> **Excerpt provided**
Boris Claudio Schifrin was born into a musical family in Argentina, where he father played violin at the Teatro Colon for the Philharmonic Orchestra of Buenos Aires. It was not the violin young Boris would take a fancy to, but the piano, which he started playing at the age of six. His piano instructor was Enrique Barenboim, father of concert pianist Daniel Barenboim.
There must have been a practical side to the teenage Schifrin, who was studying law and sociology at the University of Buenos Aires when his application to the Paris Conservatoire was accepted. Among his teachers was Olivier Messiaen. In spite of all his formal music training, Schifrin’s real love was jazz, and he soon became a fixture of the Paris club circuit.
Shortly thereafter, he returned to Buenos Aires and started his own band. Much to his good fortune, Dizzy Gillespie was in the house and asked him to be his arranger and pianist. By 1960, Schifrin was living and working New York, playing piano in Gillespie’s quintet. Other notables with whom Schifrin performed were Count Basie, Ella Fitzgerald, Stan Getz, and Sarah Vaughan.
In 1963, MGM contracted him to compose the score for Rhino! Thus began the illustrious film and television career of Lalo Schifrin. Although he is best known for his theme to Mission Impossible, Schifrin has scored more than one hundred TV shows and films, including The Amityville Horror, Bullitt, The Cincinnati Kid, Coogan’s Bluff, Cool Hand Luke, The Dead Pool, Dirty Harry, Enter The Dragon, The Four Musketeers, Kelly’s Heroes, Magnum Force, The Osterman Weekend, and Sudden Impact. His television credits include Ben Casey, Dr. Kildare, Mannix, Medical Center, Planet of the Apes, and Starsky and Hutch. He also composed the Paramount Television jingle, which they used off and on for about seventeen years. The “Tar Sequence” from Cool Hand Luke became a staple of evening news broadcasts on WABC-TV in New York and WLS-TV in Chicago.
In 1988, he was awarded BMI’s Lifetime Achievement Award and his own star on the Hollywood Walk of Fame. Despite these accomplishments, he has not let himself be pigeonholed as a film and TV composer. He has also contributed greatly to classical and jazz, having written over sixty concert pieces, many of them combining the two genres. The most recent of these is Jazz Meets The Symphony #6, part of an ongoing, Grammy-nominated series.

[Source data]
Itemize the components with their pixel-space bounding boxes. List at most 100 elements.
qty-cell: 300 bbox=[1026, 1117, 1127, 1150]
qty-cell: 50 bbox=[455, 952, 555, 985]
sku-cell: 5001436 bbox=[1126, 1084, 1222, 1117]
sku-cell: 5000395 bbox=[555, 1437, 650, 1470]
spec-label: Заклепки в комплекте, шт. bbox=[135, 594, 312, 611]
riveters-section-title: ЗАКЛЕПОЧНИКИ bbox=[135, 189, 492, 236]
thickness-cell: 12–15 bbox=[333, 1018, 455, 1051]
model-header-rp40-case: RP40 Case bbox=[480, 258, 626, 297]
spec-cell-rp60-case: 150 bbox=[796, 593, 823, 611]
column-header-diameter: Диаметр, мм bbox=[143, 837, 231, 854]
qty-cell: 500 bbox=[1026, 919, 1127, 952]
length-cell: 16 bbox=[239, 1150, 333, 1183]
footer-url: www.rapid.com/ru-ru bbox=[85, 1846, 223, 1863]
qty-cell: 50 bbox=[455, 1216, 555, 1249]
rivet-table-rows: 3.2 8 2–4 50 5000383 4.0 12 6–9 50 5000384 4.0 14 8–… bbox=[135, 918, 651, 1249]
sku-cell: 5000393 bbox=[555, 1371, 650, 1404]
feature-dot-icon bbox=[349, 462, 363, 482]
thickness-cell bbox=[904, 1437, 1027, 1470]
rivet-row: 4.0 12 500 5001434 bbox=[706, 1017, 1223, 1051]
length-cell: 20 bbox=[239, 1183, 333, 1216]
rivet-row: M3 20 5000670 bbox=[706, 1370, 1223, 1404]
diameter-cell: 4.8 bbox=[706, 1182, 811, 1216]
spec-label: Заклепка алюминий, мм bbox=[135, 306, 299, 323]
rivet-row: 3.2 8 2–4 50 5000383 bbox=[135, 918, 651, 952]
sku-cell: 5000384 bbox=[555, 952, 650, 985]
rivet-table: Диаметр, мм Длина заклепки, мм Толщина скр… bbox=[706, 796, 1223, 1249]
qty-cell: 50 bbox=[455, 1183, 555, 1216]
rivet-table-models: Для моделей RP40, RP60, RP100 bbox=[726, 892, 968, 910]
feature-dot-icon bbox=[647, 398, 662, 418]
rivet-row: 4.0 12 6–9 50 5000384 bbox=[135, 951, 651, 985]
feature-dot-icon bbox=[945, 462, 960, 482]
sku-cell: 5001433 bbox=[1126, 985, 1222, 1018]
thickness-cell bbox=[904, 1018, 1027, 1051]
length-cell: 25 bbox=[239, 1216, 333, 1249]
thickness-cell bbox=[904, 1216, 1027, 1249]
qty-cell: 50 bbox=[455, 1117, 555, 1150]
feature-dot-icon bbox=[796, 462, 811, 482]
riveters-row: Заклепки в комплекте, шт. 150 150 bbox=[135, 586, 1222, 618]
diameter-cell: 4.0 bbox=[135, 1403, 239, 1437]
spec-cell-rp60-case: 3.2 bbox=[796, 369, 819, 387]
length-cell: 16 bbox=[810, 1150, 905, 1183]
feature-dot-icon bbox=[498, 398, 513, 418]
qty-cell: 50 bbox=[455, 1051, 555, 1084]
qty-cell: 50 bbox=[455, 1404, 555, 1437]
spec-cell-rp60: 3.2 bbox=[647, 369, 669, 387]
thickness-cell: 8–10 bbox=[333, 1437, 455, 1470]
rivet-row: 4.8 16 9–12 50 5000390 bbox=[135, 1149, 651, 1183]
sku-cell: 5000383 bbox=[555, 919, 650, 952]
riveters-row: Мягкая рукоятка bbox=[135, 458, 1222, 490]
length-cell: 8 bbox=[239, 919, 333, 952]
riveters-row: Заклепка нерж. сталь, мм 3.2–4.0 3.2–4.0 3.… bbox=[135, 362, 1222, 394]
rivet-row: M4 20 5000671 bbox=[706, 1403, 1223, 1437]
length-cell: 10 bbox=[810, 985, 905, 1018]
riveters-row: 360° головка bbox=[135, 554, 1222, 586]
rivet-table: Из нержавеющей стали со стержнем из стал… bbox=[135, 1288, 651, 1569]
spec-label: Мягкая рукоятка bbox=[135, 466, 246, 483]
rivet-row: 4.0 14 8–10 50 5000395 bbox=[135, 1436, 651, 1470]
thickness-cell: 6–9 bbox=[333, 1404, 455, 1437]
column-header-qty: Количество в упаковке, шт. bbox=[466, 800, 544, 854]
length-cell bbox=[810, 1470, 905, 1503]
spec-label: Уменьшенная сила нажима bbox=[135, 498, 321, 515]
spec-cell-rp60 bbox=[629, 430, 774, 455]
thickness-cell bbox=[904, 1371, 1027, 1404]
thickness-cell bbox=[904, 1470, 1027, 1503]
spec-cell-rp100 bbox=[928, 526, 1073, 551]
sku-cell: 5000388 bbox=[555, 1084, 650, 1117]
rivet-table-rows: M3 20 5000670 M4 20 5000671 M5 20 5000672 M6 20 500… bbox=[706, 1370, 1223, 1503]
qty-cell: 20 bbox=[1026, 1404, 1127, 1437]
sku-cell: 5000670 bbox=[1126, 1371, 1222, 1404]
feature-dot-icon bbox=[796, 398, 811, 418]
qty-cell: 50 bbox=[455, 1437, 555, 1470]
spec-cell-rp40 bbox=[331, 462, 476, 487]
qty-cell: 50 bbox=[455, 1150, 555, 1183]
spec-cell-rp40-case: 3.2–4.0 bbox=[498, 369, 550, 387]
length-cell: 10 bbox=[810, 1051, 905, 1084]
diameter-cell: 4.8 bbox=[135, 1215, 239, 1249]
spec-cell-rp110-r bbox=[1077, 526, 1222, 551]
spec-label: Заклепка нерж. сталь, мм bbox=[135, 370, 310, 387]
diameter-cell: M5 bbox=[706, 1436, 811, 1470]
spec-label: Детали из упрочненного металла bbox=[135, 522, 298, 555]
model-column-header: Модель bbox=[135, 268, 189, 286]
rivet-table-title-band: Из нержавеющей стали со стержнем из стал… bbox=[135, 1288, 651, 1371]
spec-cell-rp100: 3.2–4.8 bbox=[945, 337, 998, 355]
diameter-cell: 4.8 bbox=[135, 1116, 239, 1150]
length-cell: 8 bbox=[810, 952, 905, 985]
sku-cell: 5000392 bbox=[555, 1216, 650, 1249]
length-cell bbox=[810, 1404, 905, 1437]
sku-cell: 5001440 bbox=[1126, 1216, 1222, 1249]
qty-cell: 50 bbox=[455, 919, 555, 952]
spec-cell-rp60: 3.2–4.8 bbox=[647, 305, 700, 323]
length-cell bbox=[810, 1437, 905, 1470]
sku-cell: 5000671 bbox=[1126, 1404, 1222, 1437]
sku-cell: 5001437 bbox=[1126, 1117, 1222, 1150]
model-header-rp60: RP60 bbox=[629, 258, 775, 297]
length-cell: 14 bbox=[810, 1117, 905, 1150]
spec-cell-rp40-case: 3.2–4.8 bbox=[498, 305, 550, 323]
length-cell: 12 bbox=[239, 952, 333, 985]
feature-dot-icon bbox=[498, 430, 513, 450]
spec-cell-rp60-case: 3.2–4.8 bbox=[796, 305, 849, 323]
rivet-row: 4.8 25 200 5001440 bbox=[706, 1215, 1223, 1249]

> **Questions to answer**
1. From the biography of Lalo Schifrin, list every show named among his television credits.
2. Continue the biography of Lalo Schifrin from its last sentence.

> **Written responses**
1. Ben Casey, Dr. Kildare, Mannix, Medical Center, Planet of the Apes, Starsky and Hutch

2.
In 1987, the Paris Philharmonic Orchestra appointed him Musical Director, a post he held for about five years. He was partially responsible for bringing The Three Tenors together, at the World Cup Finals in 1990. His “Concerto for Guitar and Orchestra” was recorded by Angel Romero and the London Philharmonic, one of the many orchestras Schifrin has conducted. His “Piano Concerto No. 2” was conducted by Mstislav Rostropovich, with Cristina Ortiz as soloist, along with the National Symphony Orchestra, at the Kennedy Center in Washington, D.C., on 11th June 1992. He was instrumental in the production of the popular Christmas in Vienna special, arranging the music for Jose Carreras, Natalie Cole, and Placido Domingo. It first aired on 23rd December 1995 and continues to be a holiday favourite.
As a conductor, he has worked with the London Symphony Orchestra, the Los Angeles Philharmonic, and the Vienna Symphony Orchestra, among others.
He has won five Grammys, six Oscar nominations and a special BMI award for the oft-used Mission Impossible theme, which was announced would be inducted into the Grammy Hall of Fame in 2016. He continues to tour in support of his Jazz Meets the Symphony series, and lives with his wife Donna in Beverly Hills in what used to be Groucho Marx’s mansion. They have been married for over thirty years and have three children, Frances, Ryan and William, and their own recording label, Aleph Records.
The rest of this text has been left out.